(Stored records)
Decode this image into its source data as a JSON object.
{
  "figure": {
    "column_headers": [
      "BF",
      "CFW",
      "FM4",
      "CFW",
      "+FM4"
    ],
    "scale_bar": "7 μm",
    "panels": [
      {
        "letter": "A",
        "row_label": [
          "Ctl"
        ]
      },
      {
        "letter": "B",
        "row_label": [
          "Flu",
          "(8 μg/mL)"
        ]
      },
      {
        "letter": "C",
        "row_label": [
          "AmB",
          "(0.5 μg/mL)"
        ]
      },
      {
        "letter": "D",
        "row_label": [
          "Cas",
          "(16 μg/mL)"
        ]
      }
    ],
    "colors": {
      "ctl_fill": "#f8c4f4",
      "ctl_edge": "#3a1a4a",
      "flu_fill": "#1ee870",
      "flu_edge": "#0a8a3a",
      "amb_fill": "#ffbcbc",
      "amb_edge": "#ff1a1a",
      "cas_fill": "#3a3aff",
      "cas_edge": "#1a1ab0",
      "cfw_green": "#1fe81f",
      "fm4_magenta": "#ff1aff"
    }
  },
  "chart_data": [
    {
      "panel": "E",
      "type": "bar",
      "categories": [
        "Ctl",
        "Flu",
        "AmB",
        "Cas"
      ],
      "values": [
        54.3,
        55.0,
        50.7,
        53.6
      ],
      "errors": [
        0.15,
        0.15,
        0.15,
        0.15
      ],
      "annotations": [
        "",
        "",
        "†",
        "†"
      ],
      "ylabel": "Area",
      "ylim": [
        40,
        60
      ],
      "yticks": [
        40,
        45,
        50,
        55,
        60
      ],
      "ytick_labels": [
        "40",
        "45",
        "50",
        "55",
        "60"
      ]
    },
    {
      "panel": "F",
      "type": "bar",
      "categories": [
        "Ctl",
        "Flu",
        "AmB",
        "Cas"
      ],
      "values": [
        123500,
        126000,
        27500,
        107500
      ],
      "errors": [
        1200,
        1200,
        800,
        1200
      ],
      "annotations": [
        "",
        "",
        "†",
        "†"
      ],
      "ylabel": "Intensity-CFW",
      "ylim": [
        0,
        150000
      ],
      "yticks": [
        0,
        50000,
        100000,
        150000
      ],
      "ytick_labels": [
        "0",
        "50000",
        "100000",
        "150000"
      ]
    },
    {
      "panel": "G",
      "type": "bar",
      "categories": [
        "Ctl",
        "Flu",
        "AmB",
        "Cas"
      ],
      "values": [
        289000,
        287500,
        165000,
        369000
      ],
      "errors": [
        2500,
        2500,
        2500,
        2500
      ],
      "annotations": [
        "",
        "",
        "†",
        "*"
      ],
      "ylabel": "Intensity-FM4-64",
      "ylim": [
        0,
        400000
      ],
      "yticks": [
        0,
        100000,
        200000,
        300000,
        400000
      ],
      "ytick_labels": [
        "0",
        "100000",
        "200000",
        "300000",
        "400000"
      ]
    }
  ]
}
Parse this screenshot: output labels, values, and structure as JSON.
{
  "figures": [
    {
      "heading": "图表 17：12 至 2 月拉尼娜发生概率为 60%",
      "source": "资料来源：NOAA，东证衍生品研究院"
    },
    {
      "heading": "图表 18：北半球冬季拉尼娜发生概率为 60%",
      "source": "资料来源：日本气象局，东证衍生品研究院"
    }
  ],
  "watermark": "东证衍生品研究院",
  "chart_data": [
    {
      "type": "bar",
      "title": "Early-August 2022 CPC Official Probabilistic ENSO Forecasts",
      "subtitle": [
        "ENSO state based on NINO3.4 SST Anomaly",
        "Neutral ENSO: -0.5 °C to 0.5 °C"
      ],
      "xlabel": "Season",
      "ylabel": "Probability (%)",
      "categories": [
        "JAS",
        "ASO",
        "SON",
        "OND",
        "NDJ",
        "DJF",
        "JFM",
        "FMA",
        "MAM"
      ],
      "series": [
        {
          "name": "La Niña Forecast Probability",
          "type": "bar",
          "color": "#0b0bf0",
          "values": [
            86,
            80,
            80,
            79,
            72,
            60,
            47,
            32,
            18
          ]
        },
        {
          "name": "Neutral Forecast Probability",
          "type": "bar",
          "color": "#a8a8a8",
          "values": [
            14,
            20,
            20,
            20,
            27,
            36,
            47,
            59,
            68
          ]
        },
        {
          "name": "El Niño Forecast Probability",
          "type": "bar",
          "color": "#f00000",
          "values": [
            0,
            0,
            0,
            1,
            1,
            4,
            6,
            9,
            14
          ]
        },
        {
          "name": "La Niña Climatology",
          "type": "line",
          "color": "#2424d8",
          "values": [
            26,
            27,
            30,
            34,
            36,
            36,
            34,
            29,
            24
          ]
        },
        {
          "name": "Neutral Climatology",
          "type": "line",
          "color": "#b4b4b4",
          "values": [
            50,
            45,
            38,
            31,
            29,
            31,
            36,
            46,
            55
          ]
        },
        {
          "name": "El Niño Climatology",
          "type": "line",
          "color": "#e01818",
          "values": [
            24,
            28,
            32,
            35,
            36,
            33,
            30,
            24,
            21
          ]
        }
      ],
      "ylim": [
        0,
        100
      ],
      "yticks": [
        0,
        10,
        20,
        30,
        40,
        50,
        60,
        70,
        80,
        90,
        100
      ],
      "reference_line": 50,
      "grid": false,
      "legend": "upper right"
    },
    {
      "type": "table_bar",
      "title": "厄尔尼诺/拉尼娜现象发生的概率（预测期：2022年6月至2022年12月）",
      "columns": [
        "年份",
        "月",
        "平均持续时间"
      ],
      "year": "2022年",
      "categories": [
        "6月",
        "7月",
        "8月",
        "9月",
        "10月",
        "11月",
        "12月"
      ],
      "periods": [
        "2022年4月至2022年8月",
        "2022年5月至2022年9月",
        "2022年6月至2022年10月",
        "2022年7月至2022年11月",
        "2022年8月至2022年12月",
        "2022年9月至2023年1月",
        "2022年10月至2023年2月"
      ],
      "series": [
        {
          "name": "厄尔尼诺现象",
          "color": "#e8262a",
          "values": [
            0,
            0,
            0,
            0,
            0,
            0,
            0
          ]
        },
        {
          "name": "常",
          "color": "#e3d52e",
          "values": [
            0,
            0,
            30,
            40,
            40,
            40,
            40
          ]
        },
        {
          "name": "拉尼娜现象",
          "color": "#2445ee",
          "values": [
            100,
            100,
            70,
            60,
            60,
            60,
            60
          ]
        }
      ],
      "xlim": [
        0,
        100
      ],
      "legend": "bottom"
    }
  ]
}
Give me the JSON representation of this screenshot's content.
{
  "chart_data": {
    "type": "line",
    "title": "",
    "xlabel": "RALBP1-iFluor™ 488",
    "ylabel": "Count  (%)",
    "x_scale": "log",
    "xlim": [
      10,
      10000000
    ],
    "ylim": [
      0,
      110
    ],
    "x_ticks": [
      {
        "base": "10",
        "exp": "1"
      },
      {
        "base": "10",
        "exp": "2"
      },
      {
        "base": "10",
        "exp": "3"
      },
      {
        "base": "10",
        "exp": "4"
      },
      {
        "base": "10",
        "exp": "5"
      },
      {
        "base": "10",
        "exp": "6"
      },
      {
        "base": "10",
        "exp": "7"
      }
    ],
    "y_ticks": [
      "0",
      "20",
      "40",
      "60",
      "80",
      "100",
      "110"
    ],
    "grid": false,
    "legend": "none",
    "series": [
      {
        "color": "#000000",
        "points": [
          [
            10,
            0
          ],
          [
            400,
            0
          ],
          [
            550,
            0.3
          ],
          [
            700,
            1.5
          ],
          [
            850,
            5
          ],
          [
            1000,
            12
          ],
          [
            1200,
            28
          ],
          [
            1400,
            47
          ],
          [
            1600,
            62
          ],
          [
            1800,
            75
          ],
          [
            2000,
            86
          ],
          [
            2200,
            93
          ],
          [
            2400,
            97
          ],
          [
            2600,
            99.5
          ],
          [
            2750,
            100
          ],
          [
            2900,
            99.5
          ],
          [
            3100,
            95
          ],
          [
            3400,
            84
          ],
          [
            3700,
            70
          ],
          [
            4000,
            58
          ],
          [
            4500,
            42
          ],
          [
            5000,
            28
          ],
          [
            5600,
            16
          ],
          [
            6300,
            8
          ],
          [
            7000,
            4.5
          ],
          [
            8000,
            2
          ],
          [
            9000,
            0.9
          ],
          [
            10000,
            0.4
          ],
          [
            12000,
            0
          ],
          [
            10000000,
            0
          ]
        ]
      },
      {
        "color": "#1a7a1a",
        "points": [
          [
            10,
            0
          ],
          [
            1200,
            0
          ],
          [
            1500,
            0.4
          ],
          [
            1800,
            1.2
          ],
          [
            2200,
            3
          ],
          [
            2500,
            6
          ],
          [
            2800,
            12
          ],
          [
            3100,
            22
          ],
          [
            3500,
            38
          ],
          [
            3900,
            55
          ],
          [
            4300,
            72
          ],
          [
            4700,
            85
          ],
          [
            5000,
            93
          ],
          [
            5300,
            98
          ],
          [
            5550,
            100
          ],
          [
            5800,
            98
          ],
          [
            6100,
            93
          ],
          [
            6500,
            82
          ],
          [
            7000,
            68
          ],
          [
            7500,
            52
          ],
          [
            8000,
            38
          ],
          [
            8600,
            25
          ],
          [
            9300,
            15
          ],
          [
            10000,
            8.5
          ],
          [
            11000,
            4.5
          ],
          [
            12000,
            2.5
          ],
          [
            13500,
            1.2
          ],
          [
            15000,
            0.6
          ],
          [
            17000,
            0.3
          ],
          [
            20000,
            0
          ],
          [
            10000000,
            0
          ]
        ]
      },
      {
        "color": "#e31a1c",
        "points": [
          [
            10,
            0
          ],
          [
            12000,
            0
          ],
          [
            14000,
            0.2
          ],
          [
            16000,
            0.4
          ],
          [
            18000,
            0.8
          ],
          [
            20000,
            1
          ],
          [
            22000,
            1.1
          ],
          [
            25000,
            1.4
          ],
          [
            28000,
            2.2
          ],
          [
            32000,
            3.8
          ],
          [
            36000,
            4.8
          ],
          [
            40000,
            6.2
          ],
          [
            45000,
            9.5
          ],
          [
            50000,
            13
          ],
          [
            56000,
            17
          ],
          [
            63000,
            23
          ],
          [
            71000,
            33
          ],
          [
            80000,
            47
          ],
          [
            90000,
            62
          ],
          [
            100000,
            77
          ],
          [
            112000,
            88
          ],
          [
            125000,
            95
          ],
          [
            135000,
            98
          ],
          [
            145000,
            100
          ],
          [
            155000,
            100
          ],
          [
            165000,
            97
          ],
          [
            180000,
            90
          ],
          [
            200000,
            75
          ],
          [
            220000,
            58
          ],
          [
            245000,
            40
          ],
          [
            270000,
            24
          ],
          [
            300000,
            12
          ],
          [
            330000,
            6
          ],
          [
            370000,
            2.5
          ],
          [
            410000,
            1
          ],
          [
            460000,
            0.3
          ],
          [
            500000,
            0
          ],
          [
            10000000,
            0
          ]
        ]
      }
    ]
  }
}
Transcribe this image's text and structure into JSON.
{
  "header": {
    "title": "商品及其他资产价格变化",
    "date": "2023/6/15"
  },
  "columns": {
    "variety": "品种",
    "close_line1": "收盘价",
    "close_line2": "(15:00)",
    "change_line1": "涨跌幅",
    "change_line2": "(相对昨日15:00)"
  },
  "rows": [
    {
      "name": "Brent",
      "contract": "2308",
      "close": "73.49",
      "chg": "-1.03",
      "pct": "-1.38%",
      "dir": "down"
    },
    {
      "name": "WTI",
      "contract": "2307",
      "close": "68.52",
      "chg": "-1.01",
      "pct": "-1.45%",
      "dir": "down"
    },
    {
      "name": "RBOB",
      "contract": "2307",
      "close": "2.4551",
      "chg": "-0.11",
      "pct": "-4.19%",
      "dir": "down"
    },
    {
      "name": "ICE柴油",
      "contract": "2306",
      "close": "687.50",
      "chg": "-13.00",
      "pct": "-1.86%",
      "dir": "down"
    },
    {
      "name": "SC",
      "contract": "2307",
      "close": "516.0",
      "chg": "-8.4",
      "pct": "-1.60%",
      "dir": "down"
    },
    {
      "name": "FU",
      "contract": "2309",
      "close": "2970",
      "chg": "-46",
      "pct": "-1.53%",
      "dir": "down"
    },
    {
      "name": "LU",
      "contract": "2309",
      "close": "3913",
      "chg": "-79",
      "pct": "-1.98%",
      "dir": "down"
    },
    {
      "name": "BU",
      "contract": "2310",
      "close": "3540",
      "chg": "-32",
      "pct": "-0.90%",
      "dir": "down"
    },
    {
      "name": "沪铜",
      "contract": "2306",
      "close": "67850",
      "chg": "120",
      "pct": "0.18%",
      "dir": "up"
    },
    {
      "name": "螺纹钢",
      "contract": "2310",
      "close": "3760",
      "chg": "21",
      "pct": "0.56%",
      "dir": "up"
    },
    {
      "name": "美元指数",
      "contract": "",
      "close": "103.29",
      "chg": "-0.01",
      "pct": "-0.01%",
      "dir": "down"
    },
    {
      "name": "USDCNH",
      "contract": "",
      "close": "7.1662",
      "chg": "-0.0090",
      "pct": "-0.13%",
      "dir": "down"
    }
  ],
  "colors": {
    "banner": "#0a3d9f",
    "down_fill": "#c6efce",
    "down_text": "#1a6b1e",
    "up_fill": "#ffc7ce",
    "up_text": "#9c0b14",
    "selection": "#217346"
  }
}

> Written request
In the entries above, find each line with the string "东证衍生品研究院" and copy it.

> Solution to this task
      "source": "资料来源：NOAA，东证衍生品研究院"
      "source": "资料来源：日本气象局，东证衍生品研究院"
  "watermark": "东证衍生品研究院",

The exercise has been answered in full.